━━ Source

NEW SHOWS
RedCape
shows currently in development:
1 Beach Road
A tale of two sisters; an old synchronised swimming double act. Coming to the end of their career they retire to their coastal childhood home, only to find it is the last house left standing.
1, Beach Road is the only house not to have been washed away by the sea. The very sea on which their father sailed away and their mother drowned herself.
Like The Idiot Colony the starting point will be true stories; the stories of the communities that are beginning to disappear from the east coast of England - Britain’s first climate change refugees. 1 Beach Road will explore what it means today to own land and what if the sea puts in a higher offer.

━━━━
━━ Dataset content

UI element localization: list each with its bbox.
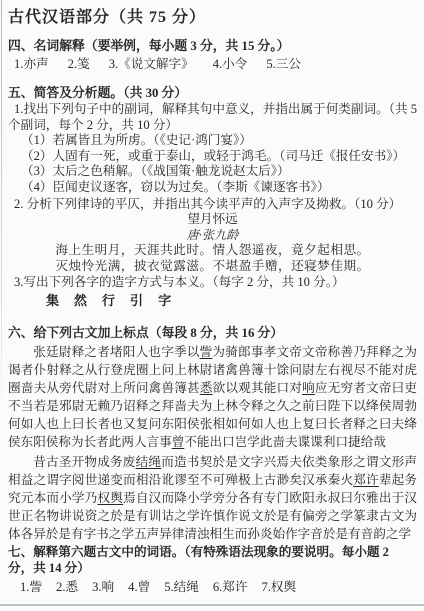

━━━━

# To be done:
In the RedCape show listing, which coast are the disappearing communities behind 1 Beach Road on?

# Full output:
The east coast of England.